* [Objective]:
Make an exact copy of the data below, leaving out every picture.

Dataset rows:
⟨
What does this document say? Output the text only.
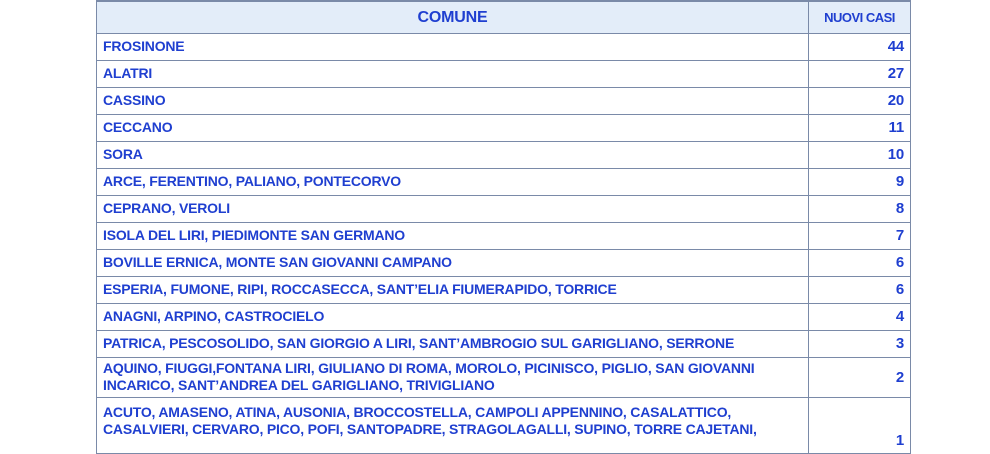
COMUNE	NUOVI CASI
FROSINONE	44
ALATRI	27
CASSINO	20
CECCANO	11
SORA	10
ARCE, FERENTINO, PALIANO, PONTECORVO	9
CEPRANO, VEROLI	8
ISOLA DEL LIRI, PIEDIMONTE SAN GERMANO	7
BOVILLE ERNICA, MONTE SAN GIOVANNI CAMPANO	6
ESPERIA, FUMONE, RIPI, ROCCASECCA, SANT’ELIA FIUMERAPIDO, TORRICE	6
ANAGNI, ARPINO, CASTROCIELO	4
PATRICA, PESCOSOLIDO, SAN GIORGIO A LIRI, SANT’AMBROGIO SUL GARIGLIANO, SERRONE	3
AQUINO, FIUGGI,FONTANA LIRI, GIULIANO DI ROMA, MOROLO, PICINISCO, PIGLIO, SAN GIOVANNI INCARICO, SANT’ANDREA DEL GARIGLIANO, TRIVIGLIANO	2
ACUTO, AMASENO, ATINA, AUSONIA, BROCCOSTELLA, CAMPOLI APPENNINO, CASALATTICO, CASALVIERI, CERVARO, PICO, POFI, SANTOPADRE, STRAGOLAGALLI, SUPINO, TORRE CAJETANI,	1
⟩
* [Solved problem]:
What does this document say? Output the text only.
COMUNE	NUOVI CASI
FROSINONE	44
ALATRI	27
CASSINO	20
CECCANO	11
SORA	10
ARCE, FERENTINO, PALIANO, PONTECORVO	9
CEPRANO, VEROLI	8
ISOLA DEL LIRI, PIEDIMONTE SAN GERMANO	7
BOVILLE ERNICA, MONTE SAN GIOVANNI CAMPANO	6
ESPERIA, FUMONE, RIPI, ROCCASECCA, SANT’ELIA FIUMERAPIDO, TORRICE	6
ANAGNI, ARPINO, CASTROCIELO	4
PATRICA, PESCOSOLIDO, SAN GIORGIO A LIRI, SANT’AMBROGIO SUL GARIGLIANO, SERRONE	3
AQUINO, FIUGGI,FONTANA LIRI, GIULIANO DI ROMA, MOROLO, PICINISCO, PIGLIO, SAN GIOVANNI INCARICO, SANT’ANDREA DEL GARIGLIANO, TRIVIGLIANO	2
ACUTO, AMASENO, ATINA, AUSONIA, BROCCOSTELLA, CAMPOLI APPENNINO, CASALATTICO, CASALVIERI, CERVARO, PICO, POFI, SANTOPADRE, STRAGOLAGALLI, SUPINO, TORRE CAJETANI,	1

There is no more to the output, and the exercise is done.